WORK INSTRUCTIONS
Could you return every line of the material, word for word, from its first line through the line containing "legend-label: Non-Linked: Whole of Life [720,470,848,483]", with both of those lines included?

* begin GIVEN INFORMATION *

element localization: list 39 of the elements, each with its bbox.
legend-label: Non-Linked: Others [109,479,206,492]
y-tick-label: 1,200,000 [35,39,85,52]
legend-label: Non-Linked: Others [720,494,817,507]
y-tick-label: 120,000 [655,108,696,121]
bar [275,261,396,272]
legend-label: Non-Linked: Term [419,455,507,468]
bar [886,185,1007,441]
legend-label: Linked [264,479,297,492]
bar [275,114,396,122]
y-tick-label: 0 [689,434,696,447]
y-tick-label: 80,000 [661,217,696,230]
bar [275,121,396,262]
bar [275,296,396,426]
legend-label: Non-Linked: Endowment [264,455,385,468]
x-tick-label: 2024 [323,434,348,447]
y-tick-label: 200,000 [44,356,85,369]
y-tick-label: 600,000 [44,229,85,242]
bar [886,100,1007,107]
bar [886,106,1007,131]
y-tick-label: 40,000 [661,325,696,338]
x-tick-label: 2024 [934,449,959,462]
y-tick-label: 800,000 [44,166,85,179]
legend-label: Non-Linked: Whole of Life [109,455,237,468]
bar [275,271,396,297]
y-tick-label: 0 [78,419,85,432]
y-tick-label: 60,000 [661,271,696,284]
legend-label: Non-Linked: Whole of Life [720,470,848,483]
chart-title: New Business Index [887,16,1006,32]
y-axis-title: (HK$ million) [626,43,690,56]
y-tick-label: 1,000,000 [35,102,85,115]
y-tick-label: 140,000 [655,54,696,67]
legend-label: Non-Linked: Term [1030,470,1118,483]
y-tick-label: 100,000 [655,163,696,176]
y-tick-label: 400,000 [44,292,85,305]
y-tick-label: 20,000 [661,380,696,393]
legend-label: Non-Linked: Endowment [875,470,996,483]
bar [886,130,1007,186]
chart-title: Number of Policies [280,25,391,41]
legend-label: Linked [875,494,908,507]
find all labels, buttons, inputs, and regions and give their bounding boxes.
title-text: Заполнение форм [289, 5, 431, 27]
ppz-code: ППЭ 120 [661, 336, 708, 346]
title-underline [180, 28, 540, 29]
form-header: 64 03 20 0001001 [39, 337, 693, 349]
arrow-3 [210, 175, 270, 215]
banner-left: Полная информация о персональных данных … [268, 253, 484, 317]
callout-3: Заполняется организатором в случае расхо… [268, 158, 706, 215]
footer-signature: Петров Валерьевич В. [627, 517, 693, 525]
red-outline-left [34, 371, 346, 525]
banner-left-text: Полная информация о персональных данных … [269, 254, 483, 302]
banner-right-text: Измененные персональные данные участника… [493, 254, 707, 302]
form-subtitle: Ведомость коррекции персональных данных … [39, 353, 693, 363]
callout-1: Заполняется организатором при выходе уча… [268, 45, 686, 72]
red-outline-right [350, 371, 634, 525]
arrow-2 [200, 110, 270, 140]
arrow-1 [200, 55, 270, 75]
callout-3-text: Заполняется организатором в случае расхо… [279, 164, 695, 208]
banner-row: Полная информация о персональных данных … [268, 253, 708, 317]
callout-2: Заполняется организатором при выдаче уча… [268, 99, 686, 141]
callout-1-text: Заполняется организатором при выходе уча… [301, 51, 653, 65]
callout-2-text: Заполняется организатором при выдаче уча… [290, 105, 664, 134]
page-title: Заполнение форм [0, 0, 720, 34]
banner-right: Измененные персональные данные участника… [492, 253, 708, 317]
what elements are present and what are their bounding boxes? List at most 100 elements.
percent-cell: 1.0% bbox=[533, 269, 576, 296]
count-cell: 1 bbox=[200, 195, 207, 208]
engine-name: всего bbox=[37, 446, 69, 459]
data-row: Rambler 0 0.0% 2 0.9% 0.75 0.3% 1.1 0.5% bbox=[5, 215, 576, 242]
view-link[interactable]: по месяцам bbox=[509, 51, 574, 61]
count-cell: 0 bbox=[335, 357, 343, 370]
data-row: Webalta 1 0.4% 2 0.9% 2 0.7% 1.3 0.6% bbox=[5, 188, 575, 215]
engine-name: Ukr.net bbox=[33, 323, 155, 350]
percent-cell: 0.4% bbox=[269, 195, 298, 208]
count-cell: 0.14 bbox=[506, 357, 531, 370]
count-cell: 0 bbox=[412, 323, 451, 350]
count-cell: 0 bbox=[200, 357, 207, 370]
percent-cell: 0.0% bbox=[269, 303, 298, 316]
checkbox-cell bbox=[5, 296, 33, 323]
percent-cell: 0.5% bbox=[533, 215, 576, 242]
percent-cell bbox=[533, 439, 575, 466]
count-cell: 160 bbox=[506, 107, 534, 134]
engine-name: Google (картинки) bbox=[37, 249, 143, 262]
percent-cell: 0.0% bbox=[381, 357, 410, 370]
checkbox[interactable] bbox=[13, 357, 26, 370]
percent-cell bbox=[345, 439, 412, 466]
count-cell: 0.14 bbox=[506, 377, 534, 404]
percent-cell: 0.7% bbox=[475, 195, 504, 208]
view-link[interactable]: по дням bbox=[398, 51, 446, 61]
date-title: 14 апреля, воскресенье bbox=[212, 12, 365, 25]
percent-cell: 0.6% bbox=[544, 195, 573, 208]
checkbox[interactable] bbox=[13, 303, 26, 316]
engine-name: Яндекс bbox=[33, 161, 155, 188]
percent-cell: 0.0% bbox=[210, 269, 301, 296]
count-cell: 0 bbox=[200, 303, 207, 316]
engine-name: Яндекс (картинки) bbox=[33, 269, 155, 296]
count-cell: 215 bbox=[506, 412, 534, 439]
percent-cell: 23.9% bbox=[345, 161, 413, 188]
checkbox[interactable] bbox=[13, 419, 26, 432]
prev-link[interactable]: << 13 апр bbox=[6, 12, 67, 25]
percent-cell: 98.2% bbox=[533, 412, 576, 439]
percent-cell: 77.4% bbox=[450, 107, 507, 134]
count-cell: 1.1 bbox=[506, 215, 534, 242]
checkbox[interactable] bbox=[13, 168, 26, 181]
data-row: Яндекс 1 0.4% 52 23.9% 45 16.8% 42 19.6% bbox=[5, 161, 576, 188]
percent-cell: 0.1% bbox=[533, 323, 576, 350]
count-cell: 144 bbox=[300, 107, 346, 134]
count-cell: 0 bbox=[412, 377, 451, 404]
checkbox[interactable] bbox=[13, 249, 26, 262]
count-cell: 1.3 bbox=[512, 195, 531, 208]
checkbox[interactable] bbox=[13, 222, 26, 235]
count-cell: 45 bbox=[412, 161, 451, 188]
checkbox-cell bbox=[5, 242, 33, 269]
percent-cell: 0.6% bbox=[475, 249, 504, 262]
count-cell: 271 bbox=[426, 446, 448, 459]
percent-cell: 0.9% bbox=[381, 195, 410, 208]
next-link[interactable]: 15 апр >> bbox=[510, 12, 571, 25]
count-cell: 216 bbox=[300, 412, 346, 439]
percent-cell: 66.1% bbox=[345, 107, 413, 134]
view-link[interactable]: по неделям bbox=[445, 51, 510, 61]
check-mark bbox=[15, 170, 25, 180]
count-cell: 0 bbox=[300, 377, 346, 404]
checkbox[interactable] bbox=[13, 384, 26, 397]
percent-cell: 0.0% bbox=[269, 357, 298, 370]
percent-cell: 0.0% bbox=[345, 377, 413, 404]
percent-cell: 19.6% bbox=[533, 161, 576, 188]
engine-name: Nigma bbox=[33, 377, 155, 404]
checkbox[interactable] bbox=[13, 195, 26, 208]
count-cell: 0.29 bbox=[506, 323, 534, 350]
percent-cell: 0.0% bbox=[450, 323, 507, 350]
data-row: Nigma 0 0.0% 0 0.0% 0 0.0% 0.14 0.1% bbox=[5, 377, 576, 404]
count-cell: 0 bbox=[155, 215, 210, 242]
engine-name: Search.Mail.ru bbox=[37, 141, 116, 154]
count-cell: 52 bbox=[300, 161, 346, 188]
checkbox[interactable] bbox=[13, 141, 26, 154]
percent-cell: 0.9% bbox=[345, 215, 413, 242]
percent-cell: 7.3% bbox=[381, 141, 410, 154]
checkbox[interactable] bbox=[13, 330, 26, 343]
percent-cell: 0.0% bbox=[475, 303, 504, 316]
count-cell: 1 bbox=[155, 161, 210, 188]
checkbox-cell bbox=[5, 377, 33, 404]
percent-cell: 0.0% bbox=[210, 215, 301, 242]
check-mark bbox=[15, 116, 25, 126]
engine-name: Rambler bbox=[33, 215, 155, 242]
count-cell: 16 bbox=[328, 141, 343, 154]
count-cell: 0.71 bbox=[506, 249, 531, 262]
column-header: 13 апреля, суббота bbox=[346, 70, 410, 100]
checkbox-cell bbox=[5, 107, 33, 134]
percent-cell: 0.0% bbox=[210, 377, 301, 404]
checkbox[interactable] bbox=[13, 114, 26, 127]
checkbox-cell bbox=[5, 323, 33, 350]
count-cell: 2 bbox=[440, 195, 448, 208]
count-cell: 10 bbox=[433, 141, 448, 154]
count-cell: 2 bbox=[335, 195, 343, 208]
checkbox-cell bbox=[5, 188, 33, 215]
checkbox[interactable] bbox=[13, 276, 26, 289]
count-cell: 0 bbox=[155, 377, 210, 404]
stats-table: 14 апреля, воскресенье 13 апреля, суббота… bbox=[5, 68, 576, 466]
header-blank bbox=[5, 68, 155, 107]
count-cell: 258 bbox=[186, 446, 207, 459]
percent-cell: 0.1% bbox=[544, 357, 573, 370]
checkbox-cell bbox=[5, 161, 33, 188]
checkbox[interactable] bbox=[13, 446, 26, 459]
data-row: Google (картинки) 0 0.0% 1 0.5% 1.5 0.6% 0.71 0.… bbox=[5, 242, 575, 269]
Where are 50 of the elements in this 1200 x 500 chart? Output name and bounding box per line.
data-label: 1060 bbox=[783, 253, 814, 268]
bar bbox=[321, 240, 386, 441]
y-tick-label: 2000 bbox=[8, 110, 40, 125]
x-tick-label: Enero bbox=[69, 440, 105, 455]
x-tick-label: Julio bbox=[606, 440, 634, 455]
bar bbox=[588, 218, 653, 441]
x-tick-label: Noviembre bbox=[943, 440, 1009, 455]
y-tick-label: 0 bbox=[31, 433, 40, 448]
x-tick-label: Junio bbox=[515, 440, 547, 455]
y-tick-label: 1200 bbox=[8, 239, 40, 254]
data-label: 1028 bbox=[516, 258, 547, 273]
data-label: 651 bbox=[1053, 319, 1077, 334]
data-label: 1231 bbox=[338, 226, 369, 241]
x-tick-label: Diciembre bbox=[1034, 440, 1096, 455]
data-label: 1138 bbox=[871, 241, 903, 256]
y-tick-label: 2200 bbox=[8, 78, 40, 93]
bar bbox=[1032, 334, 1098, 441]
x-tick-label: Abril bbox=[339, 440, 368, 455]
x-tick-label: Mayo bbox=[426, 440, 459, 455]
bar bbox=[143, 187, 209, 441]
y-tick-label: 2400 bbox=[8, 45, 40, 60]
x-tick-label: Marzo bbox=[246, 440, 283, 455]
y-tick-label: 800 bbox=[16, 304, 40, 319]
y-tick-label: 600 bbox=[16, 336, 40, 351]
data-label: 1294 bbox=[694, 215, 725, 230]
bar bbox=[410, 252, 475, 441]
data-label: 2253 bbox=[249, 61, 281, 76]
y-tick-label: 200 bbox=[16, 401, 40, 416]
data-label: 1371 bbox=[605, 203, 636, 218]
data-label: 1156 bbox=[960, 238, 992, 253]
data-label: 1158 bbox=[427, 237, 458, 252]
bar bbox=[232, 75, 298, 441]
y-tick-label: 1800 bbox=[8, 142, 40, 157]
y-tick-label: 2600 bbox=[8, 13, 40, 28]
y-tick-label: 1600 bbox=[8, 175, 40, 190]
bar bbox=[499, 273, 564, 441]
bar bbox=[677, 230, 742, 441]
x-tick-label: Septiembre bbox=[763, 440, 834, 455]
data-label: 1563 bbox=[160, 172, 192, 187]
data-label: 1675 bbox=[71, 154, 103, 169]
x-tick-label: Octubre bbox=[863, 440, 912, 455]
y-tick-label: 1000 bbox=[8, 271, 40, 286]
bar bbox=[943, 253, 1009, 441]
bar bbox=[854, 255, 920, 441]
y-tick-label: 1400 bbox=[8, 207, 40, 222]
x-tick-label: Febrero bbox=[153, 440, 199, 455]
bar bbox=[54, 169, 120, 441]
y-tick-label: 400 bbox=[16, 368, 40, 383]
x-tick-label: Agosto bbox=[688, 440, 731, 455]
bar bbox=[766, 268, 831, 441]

* end GIVEN INFORMATION *

SOLUTION TO THIS TASK
element localization: list 39 of the elements, each with its bbox.
legend-label: Non-Linked: Others [109,479,206,492]
y-tick-label: 1,200,000 [35,39,85,52]
legend-label: Non-Linked: Others [720,494,817,507]
y-tick-label: 120,000 [655,108,696,121]
bar [275,261,396,272]
legend-label: Non-Linked: Term [419,455,507,468]
bar [886,185,1007,441]
legend-label: Linked [264,479,297,492]
bar [275,114,396,122]
y-tick-label: 0 [689,434,696,447]
y-tick-label: 80,000 [661,217,696,230]
bar [275,121,396,262]
bar [275,296,396,426]
legend-label: Non-Linked: Endowment [264,455,385,468]
x-tick-label: 2024 [323,434,348,447]
y-tick-label: 200,000 [44,356,85,369]
y-tick-label: 600,000 [44,229,85,242]
bar [886,100,1007,107]
bar [886,106,1007,131]
y-tick-label: 40,000 [661,325,696,338]
x-tick-label: 2024 [934,449,959,462]
y-tick-label: 800,000 [44,166,85,179]
legend-label: Non-Linked: Whole of Life [109,455,237,468]
bar [275,271,396,297]
y-tick-label: 0 [78,419,85,432]
y-tick-label: 60,000 [661,271,696,284]
legend-label: Non-Linked: Whole of Life [720,470,848,483]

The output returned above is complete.